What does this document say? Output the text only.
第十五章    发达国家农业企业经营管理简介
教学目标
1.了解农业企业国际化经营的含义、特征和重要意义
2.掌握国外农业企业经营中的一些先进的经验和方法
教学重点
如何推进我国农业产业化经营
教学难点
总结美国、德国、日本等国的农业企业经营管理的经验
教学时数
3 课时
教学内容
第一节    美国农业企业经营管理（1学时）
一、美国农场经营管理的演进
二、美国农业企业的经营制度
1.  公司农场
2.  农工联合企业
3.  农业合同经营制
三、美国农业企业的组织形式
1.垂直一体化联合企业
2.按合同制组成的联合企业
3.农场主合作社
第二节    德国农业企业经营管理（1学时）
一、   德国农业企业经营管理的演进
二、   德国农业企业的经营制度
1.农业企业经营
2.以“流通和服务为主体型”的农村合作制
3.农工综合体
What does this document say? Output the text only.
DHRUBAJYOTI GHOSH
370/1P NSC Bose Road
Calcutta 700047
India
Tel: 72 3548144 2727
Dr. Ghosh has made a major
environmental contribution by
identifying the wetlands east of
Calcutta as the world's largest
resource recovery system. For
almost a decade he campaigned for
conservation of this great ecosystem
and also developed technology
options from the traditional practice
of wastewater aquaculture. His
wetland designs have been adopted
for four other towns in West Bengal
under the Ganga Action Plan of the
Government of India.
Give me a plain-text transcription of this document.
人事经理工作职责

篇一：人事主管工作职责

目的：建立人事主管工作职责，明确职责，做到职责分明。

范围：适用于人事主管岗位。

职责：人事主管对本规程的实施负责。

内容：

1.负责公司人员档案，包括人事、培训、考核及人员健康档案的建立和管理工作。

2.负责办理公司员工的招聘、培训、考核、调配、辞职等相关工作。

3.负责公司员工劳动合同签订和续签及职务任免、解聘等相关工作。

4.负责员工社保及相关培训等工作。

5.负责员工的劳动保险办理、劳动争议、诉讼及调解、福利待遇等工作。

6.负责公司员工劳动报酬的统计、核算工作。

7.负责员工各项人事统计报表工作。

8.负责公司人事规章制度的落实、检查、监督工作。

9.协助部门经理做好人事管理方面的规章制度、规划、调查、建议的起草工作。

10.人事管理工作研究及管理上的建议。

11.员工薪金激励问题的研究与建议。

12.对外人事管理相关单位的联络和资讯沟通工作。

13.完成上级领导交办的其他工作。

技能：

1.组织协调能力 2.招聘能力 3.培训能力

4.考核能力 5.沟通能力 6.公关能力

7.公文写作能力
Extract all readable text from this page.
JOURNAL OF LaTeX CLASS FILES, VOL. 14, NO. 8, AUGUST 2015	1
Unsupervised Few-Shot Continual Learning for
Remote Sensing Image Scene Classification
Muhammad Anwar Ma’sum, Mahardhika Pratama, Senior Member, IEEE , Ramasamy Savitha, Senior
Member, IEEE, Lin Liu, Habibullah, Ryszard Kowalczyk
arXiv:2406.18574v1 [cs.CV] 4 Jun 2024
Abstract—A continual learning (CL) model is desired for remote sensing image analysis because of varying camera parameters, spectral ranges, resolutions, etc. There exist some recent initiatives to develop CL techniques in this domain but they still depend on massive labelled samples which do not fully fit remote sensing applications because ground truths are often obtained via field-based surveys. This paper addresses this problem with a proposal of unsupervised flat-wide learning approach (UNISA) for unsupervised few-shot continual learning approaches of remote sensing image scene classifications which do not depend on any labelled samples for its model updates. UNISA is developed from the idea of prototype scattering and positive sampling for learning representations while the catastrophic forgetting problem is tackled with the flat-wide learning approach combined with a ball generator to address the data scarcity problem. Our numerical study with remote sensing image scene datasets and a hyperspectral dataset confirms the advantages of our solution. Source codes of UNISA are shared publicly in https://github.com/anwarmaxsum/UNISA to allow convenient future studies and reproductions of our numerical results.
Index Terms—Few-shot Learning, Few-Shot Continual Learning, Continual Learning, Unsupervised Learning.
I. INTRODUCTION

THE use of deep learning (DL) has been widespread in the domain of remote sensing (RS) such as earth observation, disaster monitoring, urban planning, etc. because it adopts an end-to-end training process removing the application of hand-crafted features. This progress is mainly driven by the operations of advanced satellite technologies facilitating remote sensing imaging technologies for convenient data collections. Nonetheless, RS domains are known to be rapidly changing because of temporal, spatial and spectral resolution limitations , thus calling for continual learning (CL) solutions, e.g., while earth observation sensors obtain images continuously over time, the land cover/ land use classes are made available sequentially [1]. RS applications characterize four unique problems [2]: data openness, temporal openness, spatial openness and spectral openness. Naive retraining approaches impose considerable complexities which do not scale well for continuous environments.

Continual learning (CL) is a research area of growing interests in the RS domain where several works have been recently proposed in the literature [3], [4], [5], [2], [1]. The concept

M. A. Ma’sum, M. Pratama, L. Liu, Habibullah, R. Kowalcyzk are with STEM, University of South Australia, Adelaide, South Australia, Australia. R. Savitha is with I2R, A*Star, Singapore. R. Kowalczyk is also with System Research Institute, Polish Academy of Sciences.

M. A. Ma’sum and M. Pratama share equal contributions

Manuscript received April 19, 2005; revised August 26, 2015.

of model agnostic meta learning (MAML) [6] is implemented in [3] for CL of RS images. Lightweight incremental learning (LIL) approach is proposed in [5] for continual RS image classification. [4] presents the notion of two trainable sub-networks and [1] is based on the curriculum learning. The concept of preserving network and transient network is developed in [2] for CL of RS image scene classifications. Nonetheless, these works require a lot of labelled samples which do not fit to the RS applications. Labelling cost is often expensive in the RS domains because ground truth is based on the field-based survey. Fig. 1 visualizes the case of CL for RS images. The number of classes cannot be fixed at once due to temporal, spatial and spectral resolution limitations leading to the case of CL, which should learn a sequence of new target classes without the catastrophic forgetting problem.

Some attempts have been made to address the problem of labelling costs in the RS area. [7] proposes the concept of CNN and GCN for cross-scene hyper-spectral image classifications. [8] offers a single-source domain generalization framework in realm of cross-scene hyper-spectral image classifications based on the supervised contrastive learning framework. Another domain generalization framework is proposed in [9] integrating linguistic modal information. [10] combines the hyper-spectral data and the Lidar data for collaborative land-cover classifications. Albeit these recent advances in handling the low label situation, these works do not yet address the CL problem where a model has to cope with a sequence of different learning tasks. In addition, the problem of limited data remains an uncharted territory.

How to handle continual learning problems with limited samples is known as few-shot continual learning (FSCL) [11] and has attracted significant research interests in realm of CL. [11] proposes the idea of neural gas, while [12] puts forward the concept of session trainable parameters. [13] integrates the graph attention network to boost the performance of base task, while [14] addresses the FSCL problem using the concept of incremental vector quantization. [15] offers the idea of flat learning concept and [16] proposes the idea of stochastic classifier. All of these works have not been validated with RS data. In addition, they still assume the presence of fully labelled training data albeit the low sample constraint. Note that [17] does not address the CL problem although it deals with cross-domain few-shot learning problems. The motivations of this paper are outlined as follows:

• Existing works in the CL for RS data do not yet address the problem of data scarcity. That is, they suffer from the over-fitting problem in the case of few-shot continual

——

# PROBLEM TO WORK ON
Scan the material line by line and report each one that contains "text".

# OUTPUT
What does this document say? Output the text only.
What does this document say? Output the text only.
Give me a plain-text transcription of this document.
Extract all readable text from this page.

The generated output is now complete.